▶ _TASK_:
All records given below must be printed word for word.

───

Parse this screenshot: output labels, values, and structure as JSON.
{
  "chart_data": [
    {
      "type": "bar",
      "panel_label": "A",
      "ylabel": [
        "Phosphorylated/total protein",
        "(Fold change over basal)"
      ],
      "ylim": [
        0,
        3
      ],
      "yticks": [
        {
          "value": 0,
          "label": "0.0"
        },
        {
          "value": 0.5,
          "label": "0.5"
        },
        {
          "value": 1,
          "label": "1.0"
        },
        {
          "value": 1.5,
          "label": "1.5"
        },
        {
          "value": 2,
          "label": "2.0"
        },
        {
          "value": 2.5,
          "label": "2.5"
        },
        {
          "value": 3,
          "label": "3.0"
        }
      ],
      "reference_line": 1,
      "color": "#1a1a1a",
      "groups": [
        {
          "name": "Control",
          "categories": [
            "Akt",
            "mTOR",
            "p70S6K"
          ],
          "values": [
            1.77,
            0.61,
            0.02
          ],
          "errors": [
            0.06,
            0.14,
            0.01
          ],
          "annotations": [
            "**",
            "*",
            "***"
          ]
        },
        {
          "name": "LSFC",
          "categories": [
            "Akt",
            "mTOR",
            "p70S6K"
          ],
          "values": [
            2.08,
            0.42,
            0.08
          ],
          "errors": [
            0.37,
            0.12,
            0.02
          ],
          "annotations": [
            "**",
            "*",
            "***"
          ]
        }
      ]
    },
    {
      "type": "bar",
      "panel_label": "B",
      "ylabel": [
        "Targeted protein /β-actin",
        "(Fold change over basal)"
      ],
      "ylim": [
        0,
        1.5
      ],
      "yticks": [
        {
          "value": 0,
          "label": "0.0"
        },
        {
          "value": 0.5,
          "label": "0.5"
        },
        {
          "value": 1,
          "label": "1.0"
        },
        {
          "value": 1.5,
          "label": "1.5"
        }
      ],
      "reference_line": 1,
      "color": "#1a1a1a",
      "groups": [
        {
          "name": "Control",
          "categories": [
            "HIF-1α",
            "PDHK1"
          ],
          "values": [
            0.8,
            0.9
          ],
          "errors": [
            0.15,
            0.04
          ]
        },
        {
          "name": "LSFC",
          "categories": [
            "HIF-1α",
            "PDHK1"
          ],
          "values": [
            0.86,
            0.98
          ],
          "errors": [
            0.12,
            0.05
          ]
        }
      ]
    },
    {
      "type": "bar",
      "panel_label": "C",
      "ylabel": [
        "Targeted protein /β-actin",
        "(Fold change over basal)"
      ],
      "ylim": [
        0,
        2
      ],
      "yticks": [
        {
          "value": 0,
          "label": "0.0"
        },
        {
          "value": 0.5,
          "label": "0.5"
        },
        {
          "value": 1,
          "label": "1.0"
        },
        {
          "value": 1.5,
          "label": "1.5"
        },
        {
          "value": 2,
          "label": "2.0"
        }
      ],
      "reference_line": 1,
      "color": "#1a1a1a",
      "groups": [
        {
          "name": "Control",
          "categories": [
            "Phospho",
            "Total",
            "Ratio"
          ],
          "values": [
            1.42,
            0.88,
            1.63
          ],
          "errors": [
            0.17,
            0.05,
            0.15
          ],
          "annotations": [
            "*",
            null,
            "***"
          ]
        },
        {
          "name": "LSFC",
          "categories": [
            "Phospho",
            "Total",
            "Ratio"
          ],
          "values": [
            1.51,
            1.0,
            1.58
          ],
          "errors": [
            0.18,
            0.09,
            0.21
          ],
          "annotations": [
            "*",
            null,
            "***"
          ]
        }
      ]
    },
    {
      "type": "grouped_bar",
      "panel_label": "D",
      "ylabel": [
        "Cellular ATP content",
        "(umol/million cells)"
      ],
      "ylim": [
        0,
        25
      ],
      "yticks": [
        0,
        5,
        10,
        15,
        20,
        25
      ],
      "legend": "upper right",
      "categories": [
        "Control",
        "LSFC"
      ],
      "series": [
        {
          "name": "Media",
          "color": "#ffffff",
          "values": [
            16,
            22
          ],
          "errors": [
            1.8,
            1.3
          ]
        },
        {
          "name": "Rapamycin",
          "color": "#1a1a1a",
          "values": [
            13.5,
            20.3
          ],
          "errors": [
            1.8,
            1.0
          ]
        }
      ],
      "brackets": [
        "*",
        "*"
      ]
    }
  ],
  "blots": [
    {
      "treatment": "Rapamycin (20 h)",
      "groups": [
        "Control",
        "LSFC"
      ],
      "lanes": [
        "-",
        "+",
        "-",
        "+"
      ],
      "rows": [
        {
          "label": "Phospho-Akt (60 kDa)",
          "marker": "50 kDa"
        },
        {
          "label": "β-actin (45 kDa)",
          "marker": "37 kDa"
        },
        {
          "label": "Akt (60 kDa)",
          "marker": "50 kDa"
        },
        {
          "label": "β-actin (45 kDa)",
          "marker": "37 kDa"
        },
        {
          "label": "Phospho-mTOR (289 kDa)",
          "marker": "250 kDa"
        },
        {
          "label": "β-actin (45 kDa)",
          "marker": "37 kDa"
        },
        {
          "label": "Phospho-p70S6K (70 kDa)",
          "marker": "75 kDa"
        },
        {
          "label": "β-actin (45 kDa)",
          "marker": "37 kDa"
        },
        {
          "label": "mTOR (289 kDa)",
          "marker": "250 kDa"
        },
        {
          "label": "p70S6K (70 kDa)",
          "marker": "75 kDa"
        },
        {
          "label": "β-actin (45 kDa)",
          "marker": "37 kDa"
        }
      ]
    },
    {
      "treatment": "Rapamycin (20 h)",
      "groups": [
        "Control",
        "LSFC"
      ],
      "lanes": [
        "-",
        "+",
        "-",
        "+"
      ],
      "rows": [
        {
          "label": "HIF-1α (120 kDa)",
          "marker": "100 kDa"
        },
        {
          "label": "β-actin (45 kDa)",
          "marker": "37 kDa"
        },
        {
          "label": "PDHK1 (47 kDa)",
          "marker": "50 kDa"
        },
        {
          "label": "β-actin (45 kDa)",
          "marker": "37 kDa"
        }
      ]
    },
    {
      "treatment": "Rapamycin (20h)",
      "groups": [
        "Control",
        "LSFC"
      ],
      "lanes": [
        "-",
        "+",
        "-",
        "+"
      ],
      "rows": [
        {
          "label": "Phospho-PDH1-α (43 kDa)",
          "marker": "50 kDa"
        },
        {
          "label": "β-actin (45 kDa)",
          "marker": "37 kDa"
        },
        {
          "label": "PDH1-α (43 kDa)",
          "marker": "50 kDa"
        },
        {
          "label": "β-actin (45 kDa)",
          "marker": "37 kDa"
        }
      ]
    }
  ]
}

───

▶ _SOLUTION TO THIS PROBLEM_:
Parse this screenshot: output labels, values, and structure as JSON.
{
  "chart_data": [
    {
      "type": "bar",
      "panel_label": "A",
      "ylabel": [
        "Phosphorylated/total protein",
        "(Fold change over basal)"
      ],
      "ylim": [
        0,
        3
      ],
      "yticks": [
        {
          "value": 0,
          "label": "0.0"
        },
        {
          "value": 0.5,
          "label": "0.5"
        },
        {
          "value": 1,
          "label": "1.0"
        },
        {
          "value": 1.5,
          "label": "1.5"
        },
        {
          "value": 2,
          "label": "2.0"
        },
        {
          "value": 2.5,
          "label": "2.5"
        },
        {
          "value": 3,
          "label": "3.0"
        }
      ],
      "reference_line": 1,
      "color": "#1a1a1a",
      "groups": [
        {
          "name": "Control",
          "categories": [
            "Akt",
            "mTOR",
            "p70S6K"
          ],
          "values": [
            1.77,
            0.61,
            0.02
          ],
          "errors": [
            0.06,
            0.14,
            0.01
          ],
          "annotations": [
            "**",
            "*",
            "***"
          ]
        },
        {
          "name": "LSFC",
          "categories": [
            "Akt",
            "mTOR",
            "p70S6K"
          ],
          "values": [
            2.08,
            0.42,
            0.08
          ],
          "errors": [
            0.37,
            0.12,
            0.02
          ],
          "annotations": [
            "**",
            "*",
            "***"
          ]
        }
      ]
    },
    {
      "type": "bar",
      "panel_label": "B",
      "ylabel": [
        "Targeted protein /β-actin",
        "(Fold change over basal)"
      ],
      "ylim": [
        0,
        1.5
      ],
      "yticks": [
        {
          "value": 0,
          "label": "0.0"
        },
        {
          "value": 0.5,
          "label": "0.5"
        },
        {
          "value": 1,
          "label": "1.0"
        },
        {
          "value": 1.5,
          "label": "1.5"
        }
      ],
      "reference_line": 1,
      "color": "#1a1a1a",
      "groups": [
        {
          "name": "Control",
          "categories": [
            "HIF-1α",
            "PDHK1"
          ],
          "values": [
            0.8,
            0.9
          ],
          "errors": [
            0.15,
            0.04
          ]
        },
        {
          "name": "LSFC",
          "categories": [
            "HIF-1α",
            "PDHK1"
          ],
          "values": [
            0.86,
            0.98
          ],
          "errors": [
            0.12,
            0.05
          ]
        }
      ]
    },
    {
      "type": "bar",
      "panel_label": "C",
      "ylabel": [
        "Targeted protein /β-actin",
        "(Fold change over basal)"
      ],
      "ylim": [
        0,
        2
      ],
      "yticks": [
        {
          "value": 0,
          "label": "0.0"
        },
        {
          "value": 0.5,
          "label": "0.5"
        },
        {
          "value": 1,
          "label": "1.0"
        },
        {
          "value": 1.5,
          "label": "1.5"
        },
        {
          "value": 2,
          "label": "2.0"
        }
      ],
      "reference_line": 1,
      "color": "#1a1a1a",
      "groups": [
        {
          "name": "Control",
          "categories": [
            "Phospho",
            "Total",
            "Ratio"
          ],
          "values": [
            1.42,
            0.88,
            1.63
          ],
          "errors": [
            0.17,
            0.05,
            0.15
          ],
          "annotations": [
            "*",
            null,
            "***"
          ]
        },
        {
          "name": "LSFC",
          "categories": [
            "Phospho",
            "Total",
            "Ratio"
          ],
          "values": [
            1.51,
            1.0,
            1.58
          ],
          "errors": [
            0.18,
            0.09,
            0.21
          ],
          "annotations": [
            "*",
            null,
            "***"
          ]
        }
      ]
    },
    {
      "type": "grouped_bar",
      "panel_label": "D",
      "ylabel": [
        "Cellular ATP content",
        "(umol/million cells)"
      ],
      "ylim": [
        0,
        25
      ],
      "yticks": [
        0,
        5,
        10,
        15,
        20,
        25
      ],
      "legend": "upper right",
      "categories": [
        "Control",
        "LSFC"
      ],
      "series": [
        {
          "name": "Media",
          "color": "#ffffff",
          "values": [
            16,
            22
          ],
          "errors": [
            1.8,
            1.3
          ]
        },
        {
          "name": "Rapamycin",
          "color": "#1a1a1a",
          "values": [
            13.5,
            20.3
          ],
          "errors": [
            1.8,
            1.0
          ]
        }
      ],
      "brackets": [
        "*",
        "*"
      ]
    }
  ],
  "blots": [
    {
      "treatment": "Rapamycin (20 h)",
      "groups": [
        "Control",
        "LSFC"
      ],
      "lanes": [
        "-",
        "+",
        "-",
        "+"
      ],
      "rows": [
        {
          "label": "Phospho-Akt (60 kDa)",
          "marker": "50 kDa"
        },
        {
          "label": "β-actin (45 kDa)",
          "marker": "37 kDa"
        },
        {
          "label": "Akt (60 kDa)",
          "marker": "50 kDa"
        },
        {
          "label": "β-actin (45 kDa)",
          "marker": "37 kDa"
        },
        {
          "label": "Phospho-mTOR (289 kDa)",
          "marker": "250 kDa"
        },
        {
          "label": "β-actin (45 kDa)",
          "marker": "37 kDa"
        },
        {
          "label": "Phospho-p70S6K (70 kDa)",
          "marker": "75 kDa"
        },
        {
          "label": "β-actin (45 kDa)",
          "marker": "37 kDa"
        },
        {
          "label": "mTOR (289 kDa)",
          "marker": "250 kDa"
        },
        {
          "label": "p70S6K (70 kDa)",
          "marker": "75 kDa"
        },
        {
          "label": "β-actin (45 kDa)",
          "marker": "37 kDa"
        }
      ]
    },
    {
      "treatment": "Rapamycin (20 h)",
      "groups": [
        "Control",
        "LSFC"
      ],
      "lanes": [
        "-",
        "+",
        "-",
        "+"
      ],
      "rows": [
        {
          "label": "HIF-1α (120 kDa)",
          "marker": "100 kDa"
        },
        {
          "label": "β-actin (45 kDa)",
          "marker": "37 kDa"
        },
        {
          "label": "PDHK1 (47 kDa)",
          "marker": "50 kDa"
        },
        {
          "label": "β-actin (45 kDa)",
          "marker": "37 kDa"
        }
      ]
    },
    {
      "treatment": "Rapamycin (20h)",
      "groups": [
        "Control",
        "LSFC"
      ],
      "lanes": [
        "-",
        "+",
        "-",
        "+"
      ],
      "rows": [
        {
          "label": "Phospho-PDH1-α (43 kDa)",
          "marker": "50 kDa"
        },
        {
          "label": "β-actin (45 kDa)",
          "marker": "37 kDa"
        },
        {
          "label": "PDH1-α (43 kDa)",
          "marker": "50 kDa"
        },
        {
          "label": "β-actin (45 kDa)",
          "marker": "37 kDa"
        }
      ]
    }
  ]
}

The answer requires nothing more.